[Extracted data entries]
----

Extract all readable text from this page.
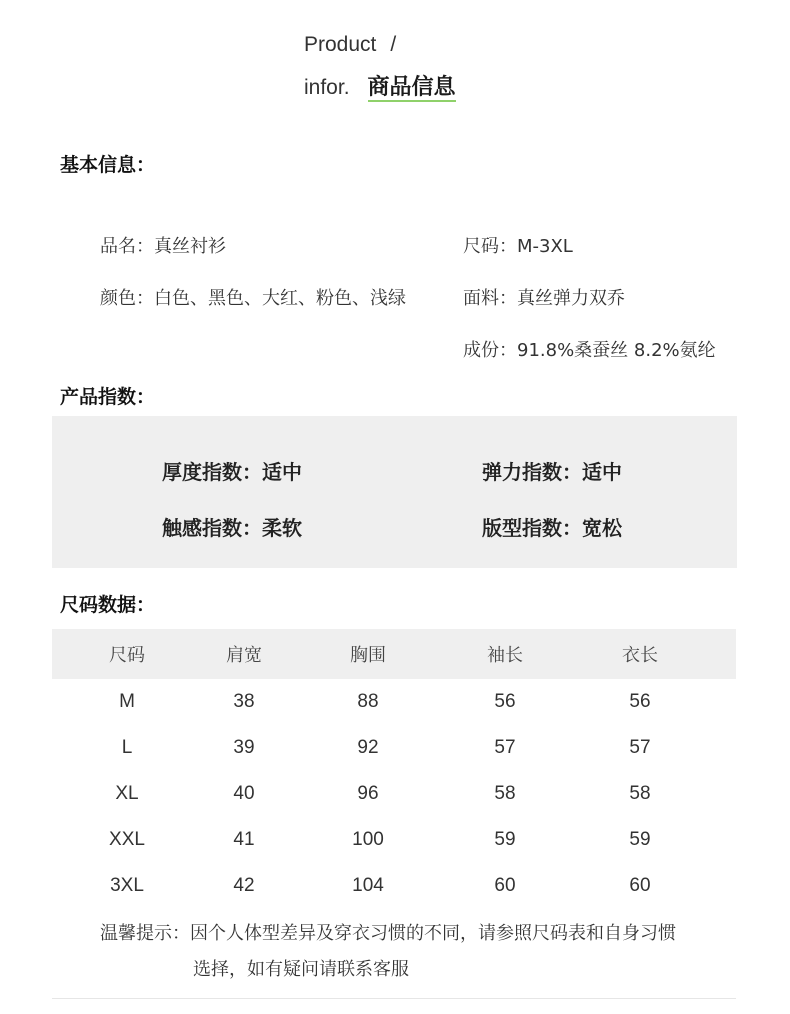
Product /
infor. 商品信息
基本信息：
品名：真丝衬衫	尺码：M-3XL
颜色：白色、黑色、大红、粉色、浅绿	面料：真丝弹力双乔
成份：91.8%桑蚕丝 8.2%氨纶
产品指数：
厚度指数：适中	弹力指数：适中
触感指数：柔软	版型指数：宽松
尺码数据：
尺码	肩宽	胸围	袖长	衣长
M	38	88	56	56
L	39	92	57	57
XL	40	96	58	58
XXL	41	100	59	59
3XL	42	104	60	60
温馨提示：因个人体型差异及穿衣习惯的不同，请参照尺码表和自身习惯
选择，如有疑问请联系客服
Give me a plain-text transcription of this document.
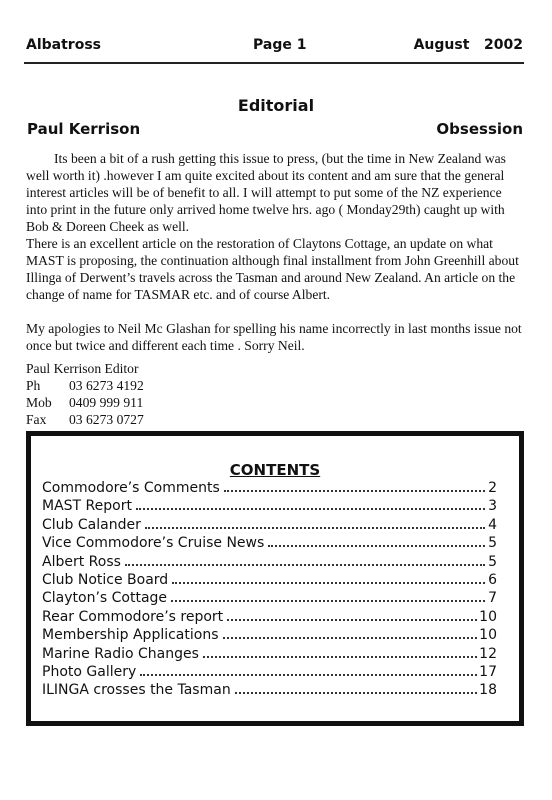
Albatross	Page 1	August   2002
Editorial
Paul Kerrison	Obsession

Its been a bit of a rush getting this issue to press, (but the time in New Zealand was well worth it) .however I am quite excited about its content and am sure that the general interest articles will be of benefit to all. I will attempt to put some of the NZ experience into print in the future only arrived home twelve hrs. ago ( Monday29th) caught up with Bob & Doreen Cheek as well.

There is an excellent article on the restoration of Claytons Cottage, an update on what MAST is proposing, the continuation although final installment from John Greenhill about Illinga of Derwent’s travels across the Tasman and around New Zealand. An article on the change of name for TASMAR etc. and of course Albert.

My apologies to Neil Mc Glashan for spelling his name incorrectly in last months issue not once but twice and different each time . Sorry Neil.

Paul Kerrison Editor
Ph	03 6273 4192
Mob	0409 999 911
Fax	03 6273 0727
CONTENTS
Commodore’s Comments	2
MAST Report	3
Club Calander	4
Vice Commodore’s Cruise News	5
Albert Ross	5
Club Notice Board	6
Clayton’s Cottage	7
Rear Commodore’s report	10
Membership Applications	10
Marine Radio Changes	12
Photo Gallery	17
ILINGA crosses the Tasman	18
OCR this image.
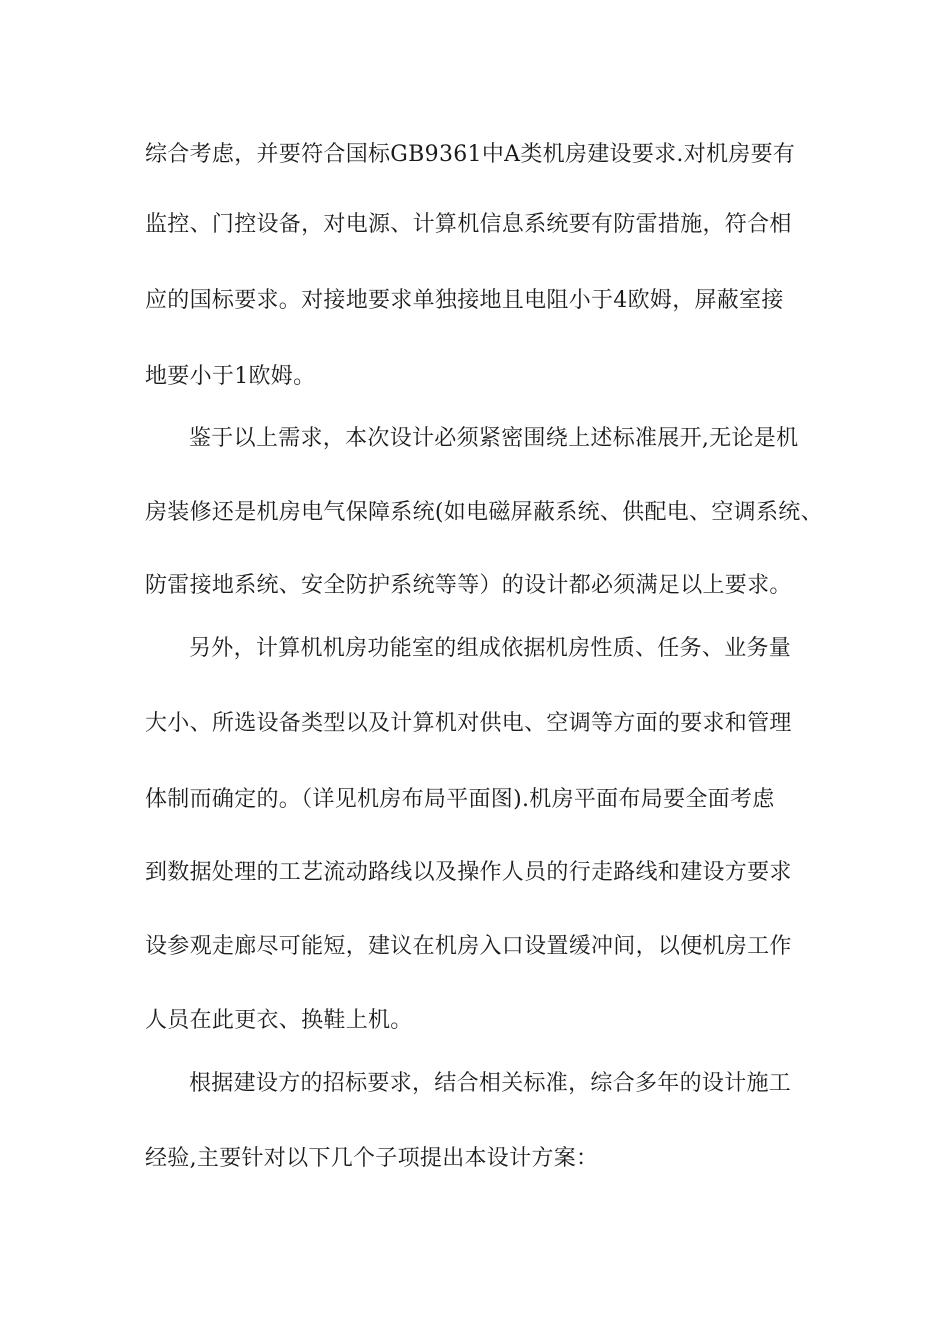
综合考虑，并要符合国标GB9361中A类机房建设要求.对机房要有
监控、门控设备，对电源、计算机信息系统要有防雷措施，符合相
应的国标要求。对接地要求单独接地且电阻小于4欧姆，屏蔽室接
地要小于1欧姆。
鉴于以上需求，本次设计必须紧密围绕上述标准展开,无论是机
房装修还是机房电气保障系统(如电磁屏蔽系统、供配电、空调系统、
防雷接地系统、安全防护系统等等）的设计都必须满足以上要求。
另外，计算机机房功能室的组成依据机房性质、任务、业务量
大小、所选设备类型以及计算机对供电、空调等方面的要求和管理
体制而确定的。（详见机房布局平面图).机房平面布局要全面考虑
到数据处理的工艺流动路线以及操作人员的行走路线和建设方要求
设参观走廊尽可能短，建议在机房入口设置缓冲间，以便机房工作
人员在此更衣、换鞋上机。
根据建设方的招标要求，结合相关标准，综合多年的设计施工
经验,主要针对以下几个子项提出本设计方案：
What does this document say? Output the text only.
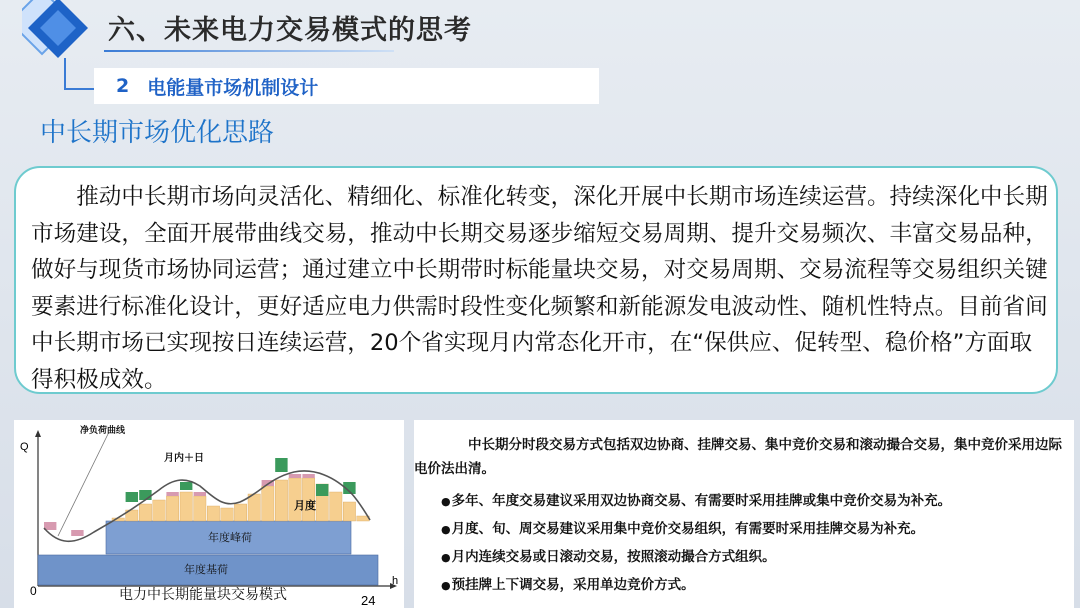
六、未来电力交易模式的思考
2 电能量市场机制设计
中长期市场优化思路

推动中长期市场向灵活化、精细化、标准化转变，深化开展中长期市场连续运营。持续深化中长期市场建设，全面开展带曲线交易，推动中长期交易逐步缩短交易周期、提升交易频次、丰富交易品种，做好与现货市场协同运营；通过建立中长期带时标能量块交易，对交易周期、交易流程等交易组织关键要素进行标准化设计，更好适应电力供需时段性变化频繁和新能源发电波动性、随机性特点。目前省间中长期市场已实现按日连续运营，20个省实现月内常态化开市，在“保供应、促转型、稳价格”方面取得积极成效。

Q
h
0
24
年度基荷
年度峰荷
净负荷曲线
月内＋日
月度
电力中长期能量块交易模式

中长期分时段交易方式包括双边协商、挂牌交易、集中竞价交易和滚动撮合交易，集中竞价采用边际电价法出清。

● 多年、年度交易建议采用双边协商交易、有需要时采用挂牌或集中竞价交易为补充。
● 月度、旬、周交易建议采用集中竞价交易组织，有需要时采用挂牌交易为补充。
● 月内连续交易或日滚动交易，按照滚动撮合方式组织。
● 预挂牌上下调交易，采用单边竞价方式。
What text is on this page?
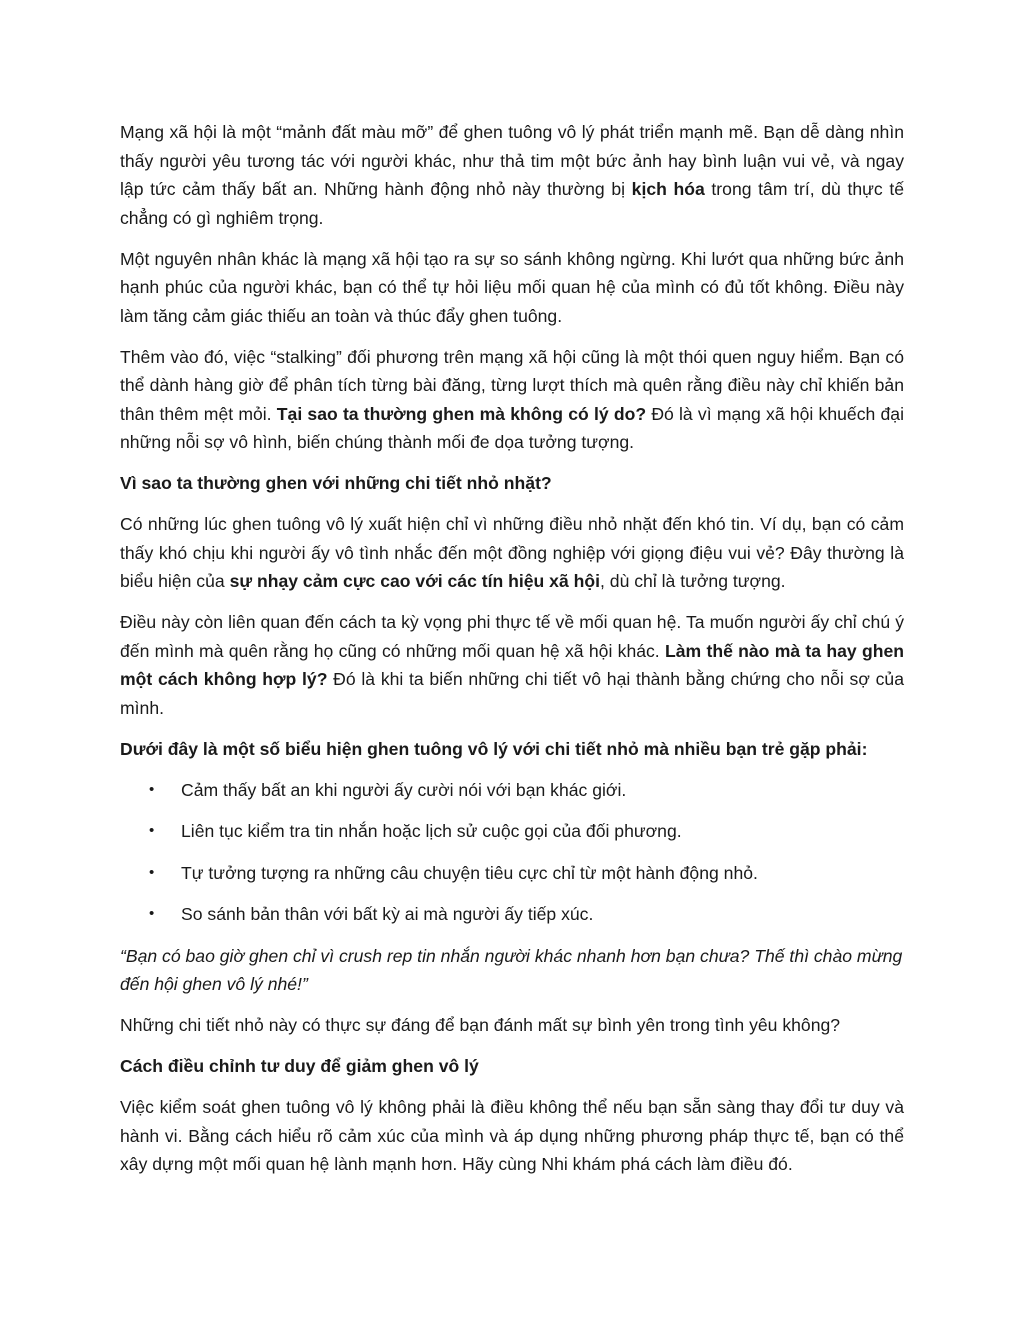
Mạng xã hội là một “mảnh đất màu mỡ” để ghen tuông vô lý phát triển mạnh mẽ. Bạn dễ dàng nhìn thấy người yêu tương tác với người khác, như thả tim một bức ảnh hay bình luận vui vẻ, và ngay lập tức cảm thấy bất an. Những hành động nhỏ này thường bị kịch hóa trong tâm trí, dù thực tế chẳng có gì nghiêm trọng.

Một nguyên nhân khác là mạng xã hội tạo ra sự so sánh không ngừng. Khi lướt qua những bức ảnh hạnh phúc của người khác, bạn có thể tự hỏi liệu mối quan hệ của mình có đủ tốt không. Điều này làm tăng cảm giác thiếu an toàn và thúc đẩy ghen tuông.

Thêm vào đó, việc “stalking” đối phương trên mạng xã hội cũng là một thói quen nguy hiểm. Bạn có thể dành hàng giờ để phân tích từng bài đăng, từng lượt thích mà quên rằng điều này chỉ khiến bản thân thêm mệt mỏi. Tại sao ta thường ghen mà không có lý do? Đó là vì mạng xã hội khuếch đại những nỗi sợ vô hình, biến chúng thành mối đe dọa tưởng tượng.

Vì sao ta thường ghen với những chi tiết nhỏ nhặt?

Có những lúc ghen tuông vô lý xuất hiện chỉ vì những điều nhỏ nhặt đến khó tin. Ví dụ, bạn có cảm thấy khó chịu khi người ấy vô tình nhắc đến một đồng nghiệp với giọng điệu vui vẻ? Đây thường là biểu hiện của sự nhạy cảm cực cao với các tín hiệu xã hội, dù chỉ là tưởng tượng.

Điều này còn liên quan đến cách ta kỳ vọng phi thực tế về mối quan hệ. Ta muốn người ấy chỉ chú ý đến mình mà quên rằng họ cũng có những mối quan hệ xã hội khác. Làm thế nào mà ta hay ghen một cách không hợp lý? Đó là khi ta biến những chi tiết vô hại thành bằng chứng cho nỗi sợ của mình.

Dưới đây là một số biểu hiện ghen tuông vô lý với chi tiết nhỏ mà nhiều bạn trẻ gặp phải:

• Cảm thấy bất an khi người ấy cười nói với bạn khác giới.
• Liên tục kiểm tra tin nhắn hoặc lịch sử cuộc gọi của đối phương.
• Tự tưởng tượng ra những câu chuyện tiêu cực chỉ từ một hành động nhỏ.
• So sánh bản thân với bất kỳ ai mà người ấy tiếp xúc.

“Bạn có bao giờ ghen chỉ vì crush rep tin nhắn người khác nhanh hơn bạn chưa? Thế thì chào mừng đến hội ghen vô lý nhé!”

Những chi tiết nhỏ này có thực sự đáng để bạn đánh mất sự bình yên trong tình yêu không?

Cách điều chỉnh tư duy để giảm ghen vô lý

Việc kiểm soát ghen tuông vô lý không phải là điều không thể nếu bạn sẵn sàng thay đổi tư duy và hành vi. Bằng cách hiểu rõ cảm xúc của mình và áp dụng những phương pháp thực tế, bạn có thể xây dựng một mối quan hệ lành mạnh hơn. Hãy cùng Nhi khám phá cách làm điều đó.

----

Repeat the preceding records precisely, and leave every picture out of the copy.

[Exercise result]
Extract all readable text from this page.
Product /
infor. 商品信息
基本信息：
品名：真丝衬衫	尺码：M-3XL
颜色：白色、黑色、大红、粉色、浅绿	面料：真丝弹力双乔
成份：91.8%桑蚕丝 8.2%氨纶
产品指数：
厚度指数：适中	弹力指数：适中
触感指数：柔软	版型指数：宽松
尺码数据：
尺码	肩宽	胸围	袖长	衣长
M	38	88	56	56
L	39	92	57	57
XL	40	96	58	58
XXL	41	100	59	59
3XL	42	104	60	60
温馨提示：因个人体型差异及穿衣习惯的不同，请参照尺码表和自身习惯
选择，如有疑问请联系客服
Give me a plain-text transcription of this document.
Albatross	Page 1	August   2002
Editorial
Paul Kerrison	Obsession

Its been a bit of a rush getting this issue to press, (but the time in New Zealand was well worth it) .however I am quite excited about its content and am sure that the general interest articles will be of benefit to all. I will attempt to put some of the NZ experience into print in the future only arrived home twelve hrs. ago ( Monday29th) caught up with Bob & Doreen Cheek as well.

There is an excellent article on the restoration of Claytons Cottage, an update on what MAST is proposing, the continuation although final installment from John Greenhill about Illinga of Derwent’s travels across the Tasman and around New Zealand. An article on the change of name for TASMAR etc. and of course Albert.

My apologies to Neil Mc Glashan for spelling his name incorrectly in last months issue not once but twice and different each time . Sorry Neil.

Paul Kerrison Editor
Ph	03 6273 4192
Mob	0409 999 911
Fax	03 6273 0727
CONTENTS
Commodore’s Comments	2
MAST Report	3
Club Calander	4
Vice Commodore’s Cruise News	5
Albert Ross	5
Club Notice Board	6
Clayton’s Cottage	7
Rear Commodore’s report	10
Membership Applications	10
Marine Radio Changes	12
Photo Gallery	17
ILINGA crosses the Tasman	18
OCR this image.
综合考虑，并要符合国标GB9361中A类机房建设要求.对机房要有
监控、门控设备，对电源、计算机信息系统要有防雷措施，符合相
应的国标要求。对接地要求单独接地且电阻小于4欧姆，屏蔽室接
地要小于1欧姆。
鉴于以上需求，本次设计必须紧密围绕上述标准展开,无论是机
房装修还是机房电气保障系统(如电磁屏蔽系统、供配电、空调系统、
防雷接地系统、安全防护系统等等）的设计都必须满足以上要求。
另外，计算机机房功能室的组成依据机房性质、任务、业务量
大小、所选设备类型以及计算机对供电、空调等方面的要求和管理
体制而确定的。（详见机房布局平面图).机房平面布局要全面考虑
到数据处理的工艺流动路线以及操作人员的行走路线和建设方要求
设参观走廊尽可能短，建议在机房入口设置缓冲间，以便机房工作
人员在此更衣、换鞋上机。
根据建设方的招标要求，结合相关标准，综合多年的设计施工
经验,主要针对以下几个子项提出本设计方案：
What does this document say? Output the text only.
六、未来电力交易模式的思考
2 电能量市场机制设计
中长期市场优化思路

推动中长期市场向灵活化、精细化、标准化转变，深化开展中长期市场连续运营。持续深化中长期市场建设，全面开展带曲线交易，推动中长期交易逐步缩短交易周期、提升交易频次、丰富交易品种，做好与现货市场协同运营；通过建立中长期带时标能量块交易，对交易周期、交易流程等交易组织关键要素进行标准化设计，更好适应电力供需时段性变化频繁和新能源发电波动性、随机性特点。目前省间中长期市场已实现按日连续运营，20个省实现月内常态化开市，在“保供应、促转型、稳价格”方面取得积极成效。

Q
h
0
24
年度基荷
年度峰荷
净负荷曲线
月内＋日
月度
电力中长期能量块交易模式

中长期分时段交易方式包括双边协商、挂牌交易、集中竞价交易和滚动撮合交易，集中竞价采用边际电价法出清。

● 多年、年度交易建议采用双边协商交易、有需要时采用挂牌或集中竞价交易为补充。
● 月度、旬、周交易建议采用集中竞价交易组织，有需要时采用挂牌交易为补充。
● 月内连续交易或日滚动交易，按照滚动撮合方式组织。
● 预挂牌上下调交易，采用单边竞价方式。
What text is on this page?
Mạng xã hội là một “mảnh đất màu mỡ” để ghen tuông vô lý phát triển mạnh mẽ. Bạn dễ dàng nhìn thấy người yêu tương tác với người khác, như thả tim một bức ảnh hay bình luận vui vẻ, và ngay lập tức cảm thấy bất an. Những hành động nhỏ này thường bị kịch hóa trong tâm trí, dù thực tế chẳng có gì nghiêm trọng.

Một nguyên nhân khác là mạng xã hội tạo ra sự so sánh không ngừng. Khi lướt qua những bức ảnh hạnh phúc của người khác, bạn có thể tự hỏi liệu mối quan hệ của mình có đủ tốt không. Điều này làm tăng cảm giác thiếu an toàn và thúc đẩy ghen tuông.

Thêm vào đó, việc “stalking” đối phương trên mạng xã hội cũng là một thói quen nguy hiểm. Bạn có thể dành hàng giờ để phân tích từng bài đăng, từng lượt thích mà quên rằng điều này chỉ khiến bản thân thêm mệt mỏi. Tại sao ta thường ghen mà không có lý do? Đó là vì mạng xã hội khuếch đại những nỗi sợ vô hình, biến chúng thành mối đe dọa tưởng tượng.

Vì sao ta thường ghen với những chi tiết nhỏ nhặt?

Có những lúc ghen tuông vô lý xuất hiện chỉ vì những điều nhỏ nhặt đến khó tin. Ví dụ, bạn có cảm thấy khó chịu khi người ấy vô tình nhắc đến một đồng nghiệp với giọng điệu vui vẻ? Đây thường là biểu hiện của sự nhạy cảm cực cao với các tín hiệu xã hội, dù chỉ là tưởng tượng.

Điều này còn liên quan đến cách ta kỳ vọng phi thực tế về mối quan hệ. Ta muốn người ấy chỉ chú ý đến mình mà quên rằng họ cũng có những mối quan hệ xã hội khác. Làm thế nào mà ta hay ghen một cách không hợp lý? Đó là khi ta biến những chi tiết vô hại thành bằng chứng cho nỗi sợ của mình.

Dưới đây là một số biểu hiện ghen tuông vô lý với chi tiết nhỏ mà nhiều bạn trẻ gặp phải:

• Cảm thấy bất an khi người ấy cười nói với bạn khác giới.
• Liên tục kiểm tra tin nhắn hoặc lịch sử cuộc gọi của đối phương.
• Tự tưởng tượng ra những câu chuyện tiêu cực chỉ từ một hành động nhỏ.
• So sánh bản thân với bất kỳ ai mà người ấy tiếp xúc.

“Bạn có bao giờ ghen chỉ vì crush rep tin nhắn người khác nhanh hơn bạn chưa? Thế thì chào mừng đến hội ghen vô lý nhé!”

Những chi tiết nhỏ này có thực sự đáng để bạn đánh mất sự bình yên trong tình yêu không?

Cách điều chỉnh tư duy để giảm ghen vô lý

Việc kiểm soát ghen tuông vô lý không phải là điều không thể nếu bạn sẵn sàng thay đổi tư duy và hành vi. Bằng cách hiểu rõ cảm xúc của mình và áp dụng những phương pháp thực tế, bạn có thể xây dựng một mối quan hệ lành mạnh hơn. Hãy cùng Nhi khám phá cách làm điều đó.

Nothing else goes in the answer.